Problem to work on =
Please retype the data starting at the line containing "row-product-no: 商品编号 33333333" and ending at the line containing "delete-checkbox[interactable] [592,425,599,433]", both included.

========================================================================

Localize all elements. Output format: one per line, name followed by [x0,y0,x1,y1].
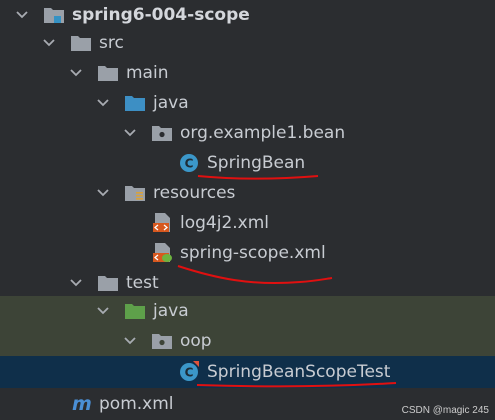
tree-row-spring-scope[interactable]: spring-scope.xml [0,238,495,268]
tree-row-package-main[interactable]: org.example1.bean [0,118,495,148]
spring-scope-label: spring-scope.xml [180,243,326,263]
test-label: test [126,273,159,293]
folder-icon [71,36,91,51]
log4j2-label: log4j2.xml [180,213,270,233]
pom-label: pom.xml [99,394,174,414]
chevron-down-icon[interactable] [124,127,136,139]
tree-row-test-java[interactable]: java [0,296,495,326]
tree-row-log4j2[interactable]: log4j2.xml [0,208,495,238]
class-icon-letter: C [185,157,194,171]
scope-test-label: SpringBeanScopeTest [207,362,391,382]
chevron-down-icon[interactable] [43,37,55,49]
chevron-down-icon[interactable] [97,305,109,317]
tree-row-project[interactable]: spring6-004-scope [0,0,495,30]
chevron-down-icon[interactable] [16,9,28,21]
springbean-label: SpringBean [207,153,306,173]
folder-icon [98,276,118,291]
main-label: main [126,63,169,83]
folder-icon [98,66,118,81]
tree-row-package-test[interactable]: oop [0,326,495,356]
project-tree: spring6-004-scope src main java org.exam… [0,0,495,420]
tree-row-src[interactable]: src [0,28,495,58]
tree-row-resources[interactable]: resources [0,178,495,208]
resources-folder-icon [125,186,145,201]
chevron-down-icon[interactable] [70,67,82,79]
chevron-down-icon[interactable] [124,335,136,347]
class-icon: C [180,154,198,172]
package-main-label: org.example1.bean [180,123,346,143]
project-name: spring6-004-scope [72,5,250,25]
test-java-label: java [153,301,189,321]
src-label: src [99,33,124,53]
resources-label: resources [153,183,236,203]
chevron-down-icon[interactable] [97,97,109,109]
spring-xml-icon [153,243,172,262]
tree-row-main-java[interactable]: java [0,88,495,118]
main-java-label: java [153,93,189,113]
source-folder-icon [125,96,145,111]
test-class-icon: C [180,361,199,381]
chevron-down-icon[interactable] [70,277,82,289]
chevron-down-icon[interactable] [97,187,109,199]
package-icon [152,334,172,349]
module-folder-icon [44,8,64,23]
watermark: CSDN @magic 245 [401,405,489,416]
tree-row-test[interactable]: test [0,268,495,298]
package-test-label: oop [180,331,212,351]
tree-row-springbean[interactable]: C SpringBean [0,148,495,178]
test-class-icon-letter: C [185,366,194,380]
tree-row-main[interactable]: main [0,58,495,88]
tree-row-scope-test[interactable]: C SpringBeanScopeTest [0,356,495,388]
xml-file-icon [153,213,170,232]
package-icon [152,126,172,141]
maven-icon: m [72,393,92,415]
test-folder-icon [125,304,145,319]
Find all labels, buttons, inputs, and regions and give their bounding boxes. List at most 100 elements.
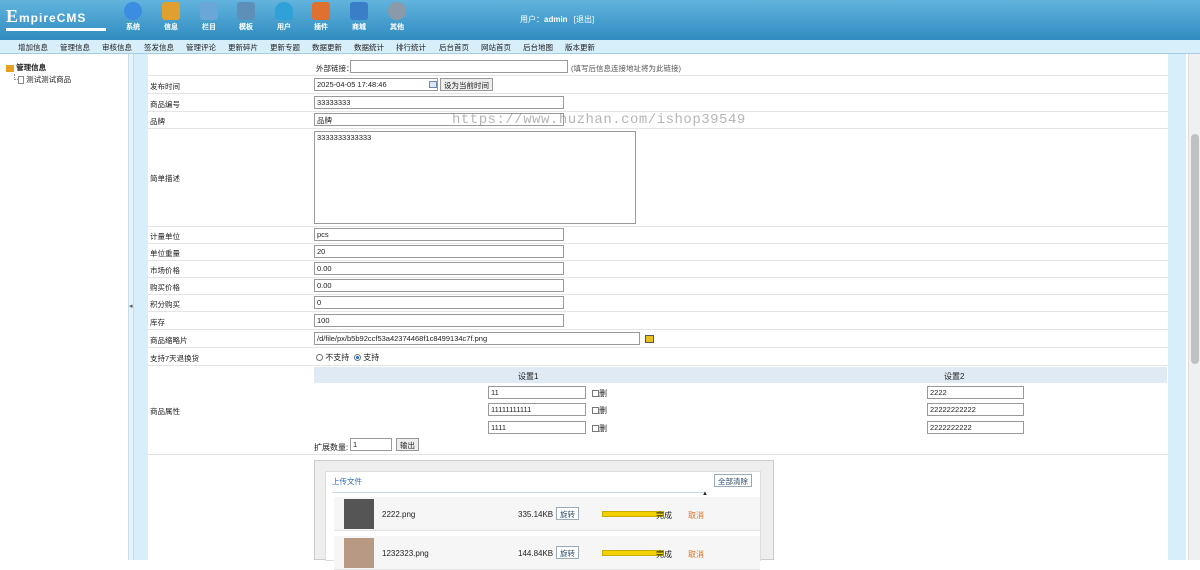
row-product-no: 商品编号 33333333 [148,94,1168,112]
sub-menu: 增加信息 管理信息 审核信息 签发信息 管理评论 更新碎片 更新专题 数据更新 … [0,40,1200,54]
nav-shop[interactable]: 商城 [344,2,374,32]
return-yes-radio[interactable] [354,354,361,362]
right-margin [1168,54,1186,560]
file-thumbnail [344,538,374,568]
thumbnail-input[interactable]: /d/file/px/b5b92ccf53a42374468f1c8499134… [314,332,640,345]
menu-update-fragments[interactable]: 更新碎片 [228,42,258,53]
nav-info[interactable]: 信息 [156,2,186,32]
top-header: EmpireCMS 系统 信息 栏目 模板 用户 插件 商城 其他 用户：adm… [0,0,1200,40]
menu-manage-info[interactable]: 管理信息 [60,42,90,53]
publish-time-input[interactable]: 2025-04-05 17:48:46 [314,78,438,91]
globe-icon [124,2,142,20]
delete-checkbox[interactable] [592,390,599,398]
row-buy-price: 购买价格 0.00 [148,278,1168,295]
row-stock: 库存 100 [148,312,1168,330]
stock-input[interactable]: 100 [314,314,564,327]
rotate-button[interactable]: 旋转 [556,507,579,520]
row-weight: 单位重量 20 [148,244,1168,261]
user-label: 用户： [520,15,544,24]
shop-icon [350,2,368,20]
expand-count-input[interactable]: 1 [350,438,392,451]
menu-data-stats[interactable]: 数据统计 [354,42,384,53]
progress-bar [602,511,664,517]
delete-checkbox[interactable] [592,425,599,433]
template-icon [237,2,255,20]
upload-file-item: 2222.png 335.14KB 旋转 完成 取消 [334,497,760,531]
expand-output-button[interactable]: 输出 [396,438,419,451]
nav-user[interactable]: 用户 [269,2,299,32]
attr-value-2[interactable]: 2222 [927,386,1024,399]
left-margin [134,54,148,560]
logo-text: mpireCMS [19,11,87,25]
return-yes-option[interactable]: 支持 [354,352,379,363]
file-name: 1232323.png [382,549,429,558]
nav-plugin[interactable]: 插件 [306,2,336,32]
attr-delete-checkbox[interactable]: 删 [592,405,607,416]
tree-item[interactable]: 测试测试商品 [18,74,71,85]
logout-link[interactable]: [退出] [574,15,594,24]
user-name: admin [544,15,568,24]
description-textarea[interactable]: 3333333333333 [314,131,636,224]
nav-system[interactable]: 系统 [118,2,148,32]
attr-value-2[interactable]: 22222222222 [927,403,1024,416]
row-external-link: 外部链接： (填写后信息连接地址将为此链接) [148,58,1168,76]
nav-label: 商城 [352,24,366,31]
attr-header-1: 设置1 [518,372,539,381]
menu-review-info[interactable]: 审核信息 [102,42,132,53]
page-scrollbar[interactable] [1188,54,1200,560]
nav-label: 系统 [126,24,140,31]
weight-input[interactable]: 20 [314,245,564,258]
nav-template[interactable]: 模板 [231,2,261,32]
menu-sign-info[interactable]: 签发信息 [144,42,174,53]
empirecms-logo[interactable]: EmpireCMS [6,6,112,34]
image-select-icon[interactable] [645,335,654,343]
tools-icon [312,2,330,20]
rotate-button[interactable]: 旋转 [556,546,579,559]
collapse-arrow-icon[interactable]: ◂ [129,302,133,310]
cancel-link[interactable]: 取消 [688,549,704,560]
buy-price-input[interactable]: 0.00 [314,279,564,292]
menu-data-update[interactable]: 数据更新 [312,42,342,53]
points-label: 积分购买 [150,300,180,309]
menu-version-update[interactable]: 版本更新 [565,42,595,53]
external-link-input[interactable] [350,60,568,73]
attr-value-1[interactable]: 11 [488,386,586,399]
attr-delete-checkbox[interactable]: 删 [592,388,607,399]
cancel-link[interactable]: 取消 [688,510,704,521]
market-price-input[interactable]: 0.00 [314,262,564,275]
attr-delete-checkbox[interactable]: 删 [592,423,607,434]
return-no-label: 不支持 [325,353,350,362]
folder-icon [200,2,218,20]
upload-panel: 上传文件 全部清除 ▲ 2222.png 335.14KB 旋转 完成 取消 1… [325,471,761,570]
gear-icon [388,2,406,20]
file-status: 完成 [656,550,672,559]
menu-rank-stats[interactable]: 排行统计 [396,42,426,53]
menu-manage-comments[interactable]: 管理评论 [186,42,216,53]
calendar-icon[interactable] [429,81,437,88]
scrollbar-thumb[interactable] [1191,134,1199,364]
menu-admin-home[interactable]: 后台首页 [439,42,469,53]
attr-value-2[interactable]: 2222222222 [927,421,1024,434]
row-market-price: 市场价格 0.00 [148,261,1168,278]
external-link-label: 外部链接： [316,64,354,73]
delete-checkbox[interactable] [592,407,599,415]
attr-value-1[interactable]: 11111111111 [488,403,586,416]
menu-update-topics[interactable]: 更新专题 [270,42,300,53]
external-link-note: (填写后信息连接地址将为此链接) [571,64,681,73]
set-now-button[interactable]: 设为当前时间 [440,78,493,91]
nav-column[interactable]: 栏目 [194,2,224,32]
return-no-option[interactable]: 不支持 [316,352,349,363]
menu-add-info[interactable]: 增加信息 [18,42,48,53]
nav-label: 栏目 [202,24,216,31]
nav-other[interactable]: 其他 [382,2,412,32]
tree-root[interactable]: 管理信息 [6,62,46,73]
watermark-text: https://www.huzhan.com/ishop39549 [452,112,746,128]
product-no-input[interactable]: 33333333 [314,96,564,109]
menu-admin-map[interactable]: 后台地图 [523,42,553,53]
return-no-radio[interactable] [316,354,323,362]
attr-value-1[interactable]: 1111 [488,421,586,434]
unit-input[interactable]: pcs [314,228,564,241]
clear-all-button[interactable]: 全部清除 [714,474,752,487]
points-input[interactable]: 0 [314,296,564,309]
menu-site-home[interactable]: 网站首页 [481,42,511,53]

========================================================================

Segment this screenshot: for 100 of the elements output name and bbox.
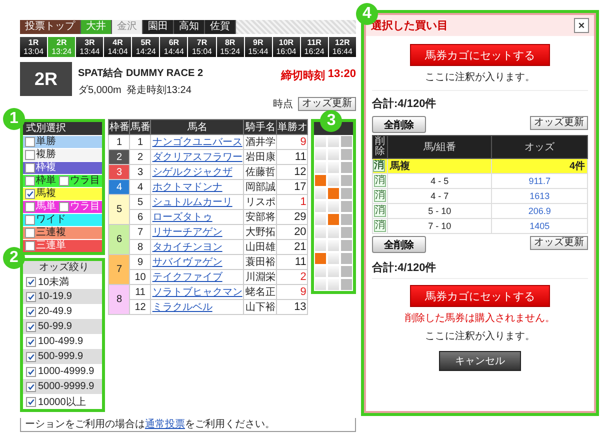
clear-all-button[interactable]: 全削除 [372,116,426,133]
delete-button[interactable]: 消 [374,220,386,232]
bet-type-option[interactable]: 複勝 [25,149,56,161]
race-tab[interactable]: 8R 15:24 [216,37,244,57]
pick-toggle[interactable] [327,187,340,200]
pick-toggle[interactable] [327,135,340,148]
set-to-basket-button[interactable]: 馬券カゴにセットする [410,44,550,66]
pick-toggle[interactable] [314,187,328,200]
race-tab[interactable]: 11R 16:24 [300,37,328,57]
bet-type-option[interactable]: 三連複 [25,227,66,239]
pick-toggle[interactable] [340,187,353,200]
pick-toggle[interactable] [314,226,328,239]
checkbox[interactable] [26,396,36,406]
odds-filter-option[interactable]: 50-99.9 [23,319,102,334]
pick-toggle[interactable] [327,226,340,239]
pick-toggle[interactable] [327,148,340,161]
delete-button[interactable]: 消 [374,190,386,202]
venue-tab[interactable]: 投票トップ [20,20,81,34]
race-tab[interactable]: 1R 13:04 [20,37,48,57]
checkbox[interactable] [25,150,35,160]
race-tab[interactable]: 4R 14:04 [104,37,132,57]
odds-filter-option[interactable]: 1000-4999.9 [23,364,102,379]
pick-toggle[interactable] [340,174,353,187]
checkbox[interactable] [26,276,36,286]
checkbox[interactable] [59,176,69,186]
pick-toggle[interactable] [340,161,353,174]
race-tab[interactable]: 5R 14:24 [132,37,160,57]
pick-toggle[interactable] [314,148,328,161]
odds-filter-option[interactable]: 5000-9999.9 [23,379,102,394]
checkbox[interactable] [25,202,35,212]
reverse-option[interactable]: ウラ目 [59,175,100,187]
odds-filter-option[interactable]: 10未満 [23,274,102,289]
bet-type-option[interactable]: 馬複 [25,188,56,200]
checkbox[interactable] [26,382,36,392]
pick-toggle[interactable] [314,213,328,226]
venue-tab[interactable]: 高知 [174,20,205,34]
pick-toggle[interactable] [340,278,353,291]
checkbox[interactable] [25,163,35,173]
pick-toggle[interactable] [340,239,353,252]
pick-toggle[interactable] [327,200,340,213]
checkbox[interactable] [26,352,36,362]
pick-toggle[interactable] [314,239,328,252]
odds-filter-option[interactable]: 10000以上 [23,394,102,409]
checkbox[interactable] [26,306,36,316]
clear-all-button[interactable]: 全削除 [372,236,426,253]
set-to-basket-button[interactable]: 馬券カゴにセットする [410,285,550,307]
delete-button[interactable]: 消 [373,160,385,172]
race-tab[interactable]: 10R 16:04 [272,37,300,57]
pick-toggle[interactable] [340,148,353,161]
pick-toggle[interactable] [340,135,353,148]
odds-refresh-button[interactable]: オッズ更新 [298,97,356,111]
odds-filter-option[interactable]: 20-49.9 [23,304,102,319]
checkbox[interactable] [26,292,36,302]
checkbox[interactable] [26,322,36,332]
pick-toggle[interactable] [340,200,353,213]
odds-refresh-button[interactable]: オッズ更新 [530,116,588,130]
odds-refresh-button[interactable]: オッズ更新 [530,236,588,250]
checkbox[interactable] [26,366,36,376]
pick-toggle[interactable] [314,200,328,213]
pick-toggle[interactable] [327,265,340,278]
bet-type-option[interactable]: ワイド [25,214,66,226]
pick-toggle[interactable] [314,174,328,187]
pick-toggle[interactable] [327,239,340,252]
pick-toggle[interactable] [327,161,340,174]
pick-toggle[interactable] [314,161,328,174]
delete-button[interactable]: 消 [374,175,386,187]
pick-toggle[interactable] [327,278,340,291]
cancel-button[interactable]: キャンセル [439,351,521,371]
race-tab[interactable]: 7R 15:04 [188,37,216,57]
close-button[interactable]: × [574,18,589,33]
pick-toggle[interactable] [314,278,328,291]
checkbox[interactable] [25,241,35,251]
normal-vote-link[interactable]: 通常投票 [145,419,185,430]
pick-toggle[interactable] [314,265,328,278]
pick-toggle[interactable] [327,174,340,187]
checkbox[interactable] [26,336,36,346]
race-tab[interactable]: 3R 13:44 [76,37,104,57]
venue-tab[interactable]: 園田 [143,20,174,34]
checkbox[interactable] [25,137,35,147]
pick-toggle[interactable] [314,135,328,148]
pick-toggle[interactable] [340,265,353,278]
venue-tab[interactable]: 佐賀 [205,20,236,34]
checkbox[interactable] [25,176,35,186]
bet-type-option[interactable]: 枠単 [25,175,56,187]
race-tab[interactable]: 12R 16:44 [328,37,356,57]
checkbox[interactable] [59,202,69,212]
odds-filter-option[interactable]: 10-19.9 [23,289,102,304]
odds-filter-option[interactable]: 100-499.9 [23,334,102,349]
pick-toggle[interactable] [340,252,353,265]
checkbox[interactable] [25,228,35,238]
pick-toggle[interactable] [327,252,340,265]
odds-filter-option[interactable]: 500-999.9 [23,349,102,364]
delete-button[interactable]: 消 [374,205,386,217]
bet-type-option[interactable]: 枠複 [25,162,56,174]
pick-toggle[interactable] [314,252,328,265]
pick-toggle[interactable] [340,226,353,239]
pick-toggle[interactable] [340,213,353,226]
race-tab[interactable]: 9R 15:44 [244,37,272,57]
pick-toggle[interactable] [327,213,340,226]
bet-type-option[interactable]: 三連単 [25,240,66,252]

========================================================================

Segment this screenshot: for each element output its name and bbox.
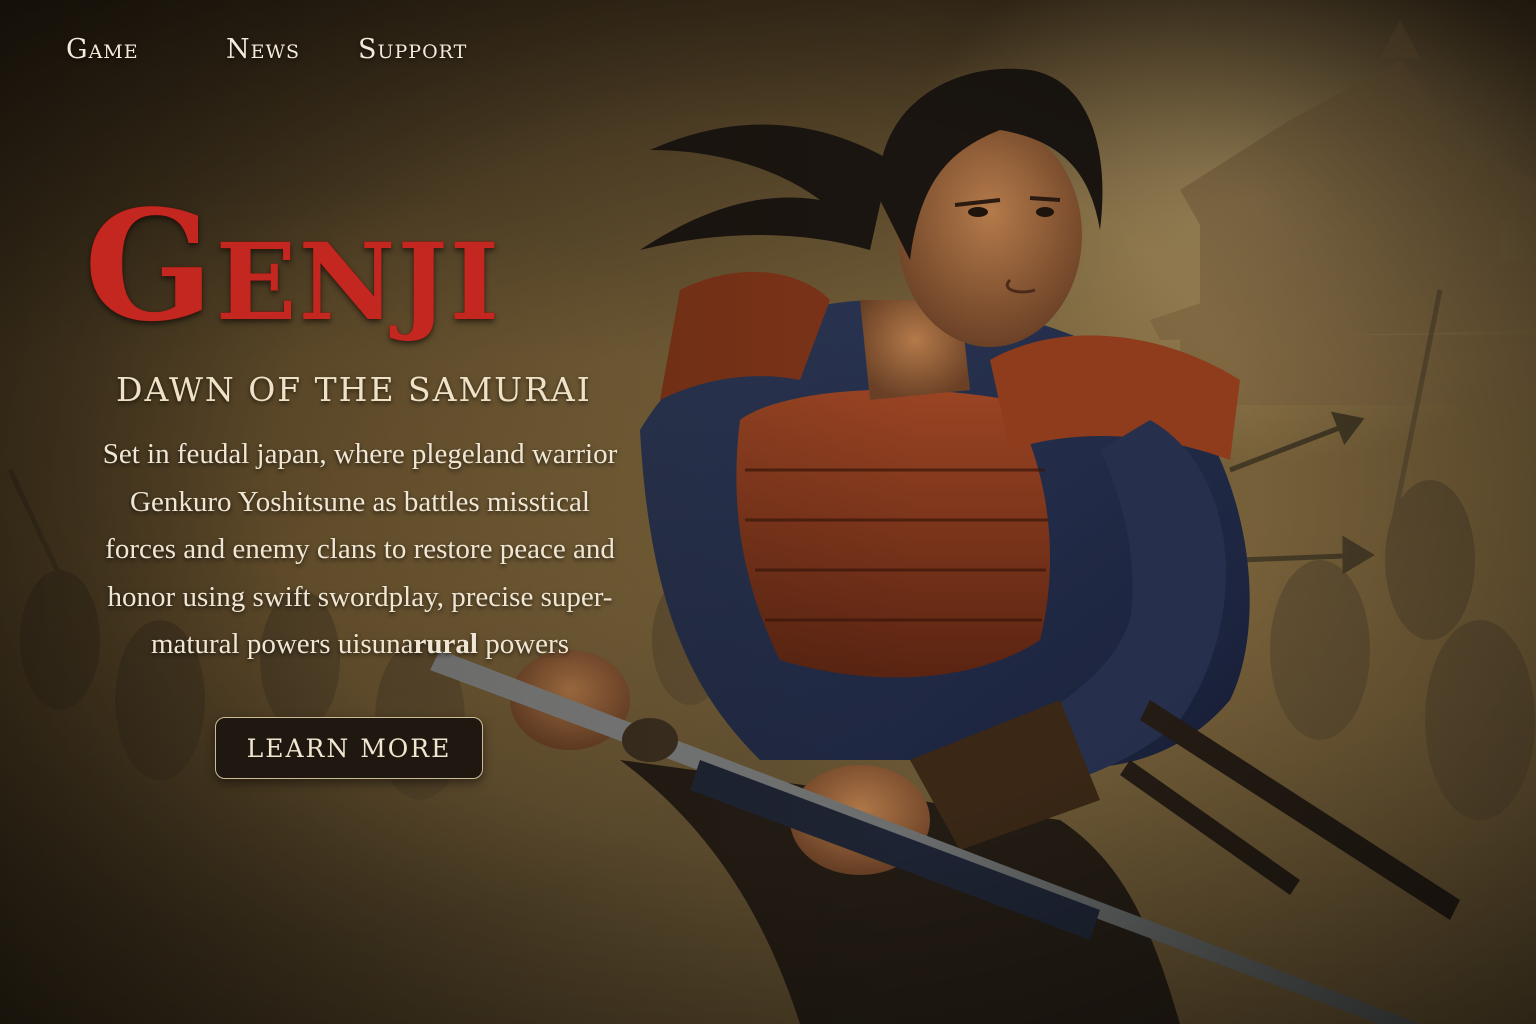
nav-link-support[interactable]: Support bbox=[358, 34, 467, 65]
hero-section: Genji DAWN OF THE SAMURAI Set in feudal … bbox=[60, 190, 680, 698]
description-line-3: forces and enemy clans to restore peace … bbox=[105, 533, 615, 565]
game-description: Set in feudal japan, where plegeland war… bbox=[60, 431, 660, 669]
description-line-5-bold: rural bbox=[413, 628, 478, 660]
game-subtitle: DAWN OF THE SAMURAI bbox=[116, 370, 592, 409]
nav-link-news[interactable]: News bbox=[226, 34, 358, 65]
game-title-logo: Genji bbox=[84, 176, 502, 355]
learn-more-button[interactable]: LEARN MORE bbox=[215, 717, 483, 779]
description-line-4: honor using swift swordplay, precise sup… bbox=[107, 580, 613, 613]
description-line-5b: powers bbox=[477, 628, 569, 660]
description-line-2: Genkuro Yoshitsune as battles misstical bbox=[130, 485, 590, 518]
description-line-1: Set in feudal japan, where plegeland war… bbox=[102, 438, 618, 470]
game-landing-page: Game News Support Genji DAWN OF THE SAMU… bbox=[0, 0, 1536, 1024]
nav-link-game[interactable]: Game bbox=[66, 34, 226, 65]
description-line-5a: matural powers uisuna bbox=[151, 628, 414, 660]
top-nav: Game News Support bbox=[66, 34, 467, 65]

========================================================================

Response to the task =
row-product-no: 商品编号 33333333 [148,94,1168,112]
sub-menu: 增加信息 管理信息 审核信息 签发信息 管理评论 更新碎片 更新专题 数据更新 … [0,40,1200,54]
nav-shop[interactable]: 商城 [344,2,374,32]
return-yes-radio[interactable] [354,354,361,362]
right-margin [1168,54,1186,560]
file-thumbnail [344,538,374,568]
thumbnail-input[interactable]: /d/file/px/b5b92ccf53a42374468f1c8499134… [314,332,640,345]
menu-update-fragments[interactable]: 更新碎片 [228,42,258,53]
nav-info[interactable]: 信息 [156,2,186,32]
top-header: EmpireCMS 系统 信息 栏目 模板 用户 插件 商城 其他 用户：adm… [0,0,1200,40]
menu-manage-info[interactable]: 管理信息 [60,42,90,53]
publish-time-input[interactable]: 2025-04-05 17:48:46 [314,78,438,91]
globe-icon [124,2,142,20]
delete-checkbox[interactable] [592,390,599,398]
row-buy-price: 购买价格 0.00 [148,278,1168,295]
row-stock: 库存 100 [148,312,1168,330]
stock-input[interactable]: 100 [314,314,564,327]
rotate-button[interactable]: 旋转 [556,507,579,520]
row-weight: 单位重量 20 [148,244,1168,261]
user-label: 用户： [520,15,544,24]
shop-icon [350,2,368,20]
expand-count-input[interactable]: 1 [350,438,392,451]
menu-data-stats[interactable]: 数据统计 [354,42,384,53]
progress-bar [602,511,664,517]
delete-checkbox[interactable] [592,425,599,433]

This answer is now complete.